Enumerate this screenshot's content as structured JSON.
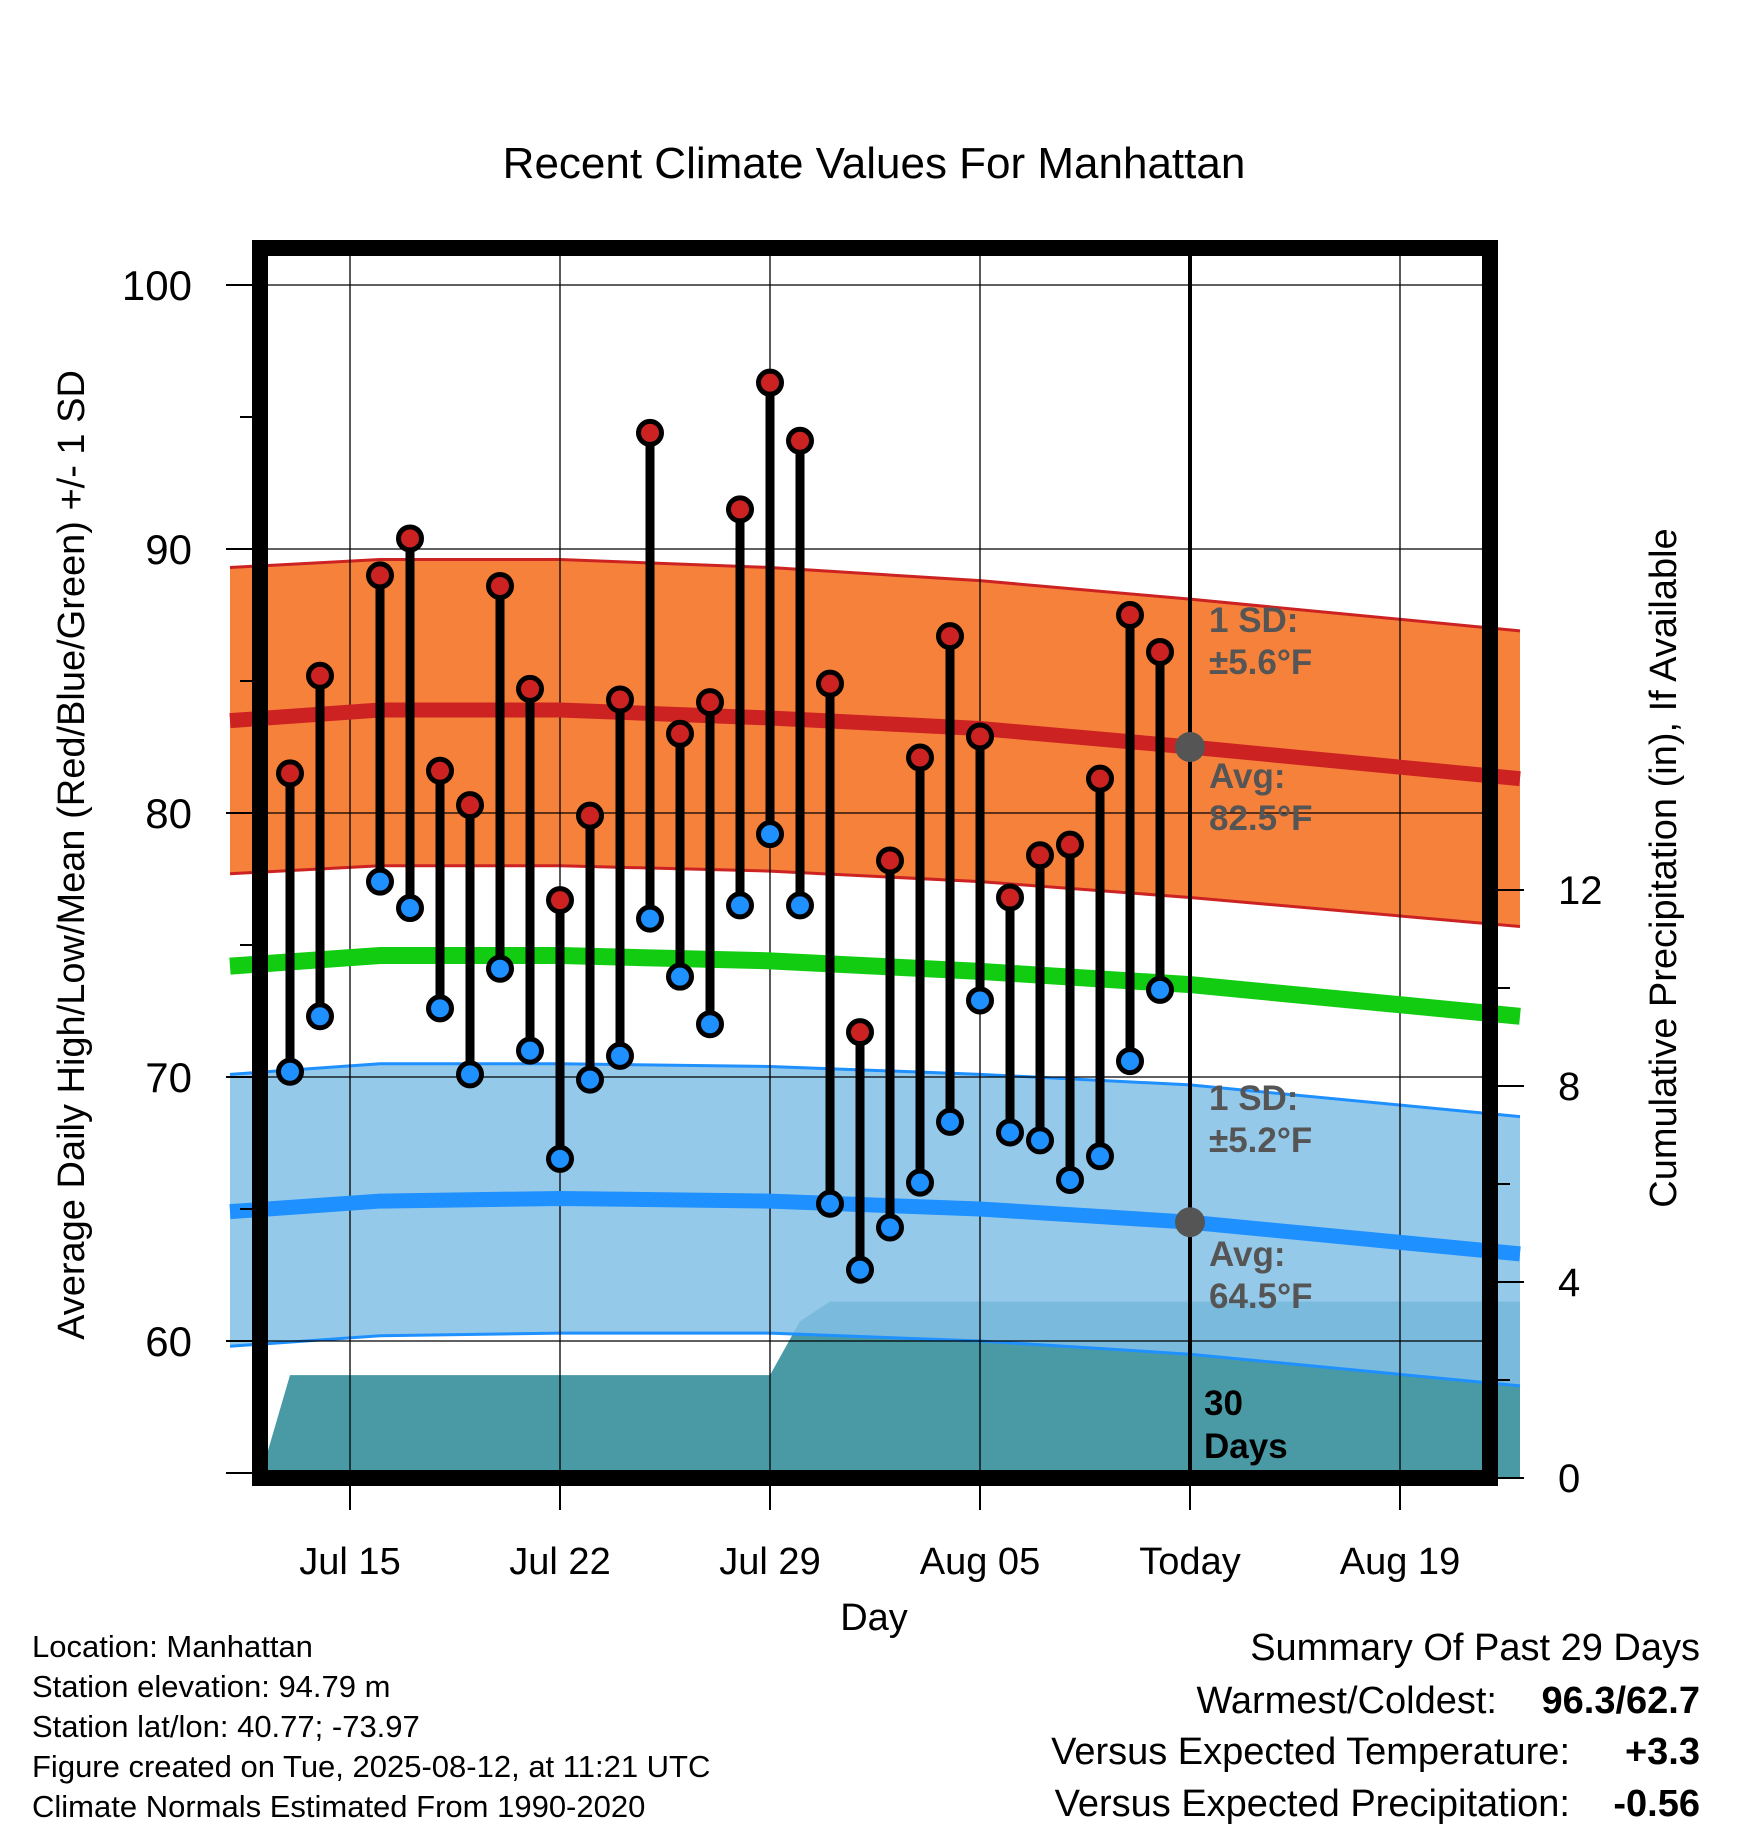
{
  "chart_data": {
    "type": "line",
    "title": "Recent Climate Values For Manhattan",
    "xlabel": "Day",
    "ylabel": "Average Daily High/Low/Mean (Red/Blue/Green) +/- 1 SD",
    "y2label": "Cumulative Precipitation (in), If Available",
    "ylim": [
      55,
      101.5
    ],
    "y2lim": [
      0,
      24
    ],
    "xlim": [
      "Jul 11",
      "Aug 23"
    ],
    "grid": true,
    "x_ticks": [
      {
        "date": "Jul 15",
        "label": "Jul 15"
      },
      {
        "date": "Jul 22",
        "label": "Jul 22"
      },
      {
        "date": "Jul 29",
        "label": "Jul 29"
      },
      {
        "date": "Aug 05",
        "label": "Aug 05"
      },
      {
        "date": "Aug 12",
        "label": "Today"
      },
      {
        "date": "Aug 19",
        "label": "Aug 19"
      }
    ],
    "y_ticks": [
      60,
      70,
      80,
      90,
      100
    ],
    "y2_ticks": [
      0,
      4,
      8,
      12
    ],
    "dates": [
      "Jul 13",
      "Jul 14",
      "Jul 15",
      "Jul 16",
      "Jul 17",
      "Jul 18",
      "Jul 19",
      "Jul 20",
      "Jul 21",
      "Jul 22",
      "Jul 23",
      "Jul 24",
      "Jul 25",
      "Jul 26",
      "Jul 27",
      "Jul 28",
      "Jul 29",
      "Jul 30",
      "Jul 31",
      "Aug 01",
      "Aug 02",
      "Aug 03",
      "Aug 04",
      "Aug 05",
      "Aug 06",
      "Aug 07",
      "Aug 08",
      "Aug 09",
      "Aug 10",
      "Aug 11"
    ],
    "series": [
      {
        "name": "High",
        "color": "#cc2222",
        "values": [
          81.5,
          85.2,
          null,
          89.0,
          90.4,
          81.6,
          80.3,
          88.6,
          84.7,
          76.7,
          79.9,
          84.3,
          94.4,
          83.0,
          84.2,
          91.5,
          96.3,
          94.1,
          84.9,
          71.7,
          78.2,
          82.1,
          86.7,
          82.9,
          76.8,
          78.4,
          78.8,
          81.3,
          87.5,
          86.1
        ]
      },
      {
        "name": "Low",
        "color": "#1e90ff",
        "values": [
          70.2,
          72.3,
          null,
          77.4,
          76.4,
          72.6,
          70.1,
          74.1,
          71.0,
          66.9,
          69.9,
          70.8,
          76.0,
          73.8,
          72.0,
          76.5,
          79.2,
          76.5,
          65.2,
          62.7,
          64.3,
          66.0,
          68.3,
          72.9,
          67.9,
          67.6,
          66.1,
          67.0,
          70.6,
          73.3
        ]
      }
    ],
    "normals": {
      "dates": [
        "Jul 11",
        "Jul 16",
        "Jul 22",
        "Jul 29",
        "Aug 05",
        "Aug 12",
        "Aug 23"
      ],
      "high_avg": [
        83.5,
        83.9,
        83.9,
        83.6,
        83.2,
        82.5,
        81.3
      ],
      "high_plus": [
        89.3,
        89.6,
        89.6,
        89.3,
        88.8,
        88.1,
        86.9
      ],
      "high_minus": [
        77.7,
        78.0,
        78.0,
        77.8,
        77.4,
        76.8,
        75.7
      ],
      "low_avg": [
        64.9,
        65.3,
        65.4,
        65.3,
        65.0,
        64.5,
        63.3
      ],
      "low_plus": [
        70.1,
        70.5,
        70.5,
        70.4,
        70.1,
        69.7,
        68.5
      ],
      "low_minus": [
        59.8,
        60.2,
        60.3,
        60.3,
        60.0,
        59.5,
        58.3
      ],
      "mean_avg": [
        74.2,
        74.6,
        74.6,
        74.4,
        74.0,
        73.5,
        72.3
      ]
    },
    "precip": {
      "dates": [
        "Jul 12",
        "Jul 13",
        "Jul 28",
        "Jul 29",
        "Jul 30",
        "Jul 31",
        "Aug 23"
      ],
      "values": [
        0,
        2.1,
        2.1,
        2.1,
        3.2,
        3.6,
        3.6
      ]
    },
    "colors": {
      "high_band": "#f47a30",
      "high_line": "#cc2222",
      "low_band": "#82c0e6",
      "low_line": "#1e90ff",
      "mean_line": "#11cc11",
      "precip_fill": "#4a9aa5",
      "annotation": "#555555"
    },
    "annotations": {
      "high_sd_1": "1 SD:",
      "high_sd_2": "±5.6°F",
      "high_avg_1": "Avg:",
      "high_avg_2": "82.5°F",
      "low_sd_1": "1 SD:",
      "low_sd_2": "±5.2°F",
      "low_avg_1": "Avg:",
      "low_avg_2": "64.5°F",
      "days_1": "30",
      "days_2": "Days"
    }
  },
  "info": {
    "location": "Location: Manhattan",
    "elevation": "Station elevation: 94.79 m",
    "latlon": "Station lat/lon: 40.77; -73.97",
    "created": "Figure created on Tue, 2025-08-12, at 11:21 UTC",
    "normals": "Climate Normals Estimated From 1990-2020"
  },
  "summary": {
    "title": "Summary Of Past 29 Days",
    "warmest_label": "Warmest/Coldest:",
    "warmest_value": "96.3",
    "slash": "/",
    "coldest_value": "62.7",
    "temp_label": "Versus Expected Temperature:",
    "temp_value": "+3.3",
    "temp_color": "#cc2222",
    "precip_label": "Versus Expected Precipitation:",
    "precip_value": "-0.56",
    "precip_color": "#a0522d"
  }
}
+ + +
#### Task objective
Examine the entries and report how many of their lines contain the string "Manhattan", giving no more than the number.

#### Exercise output
2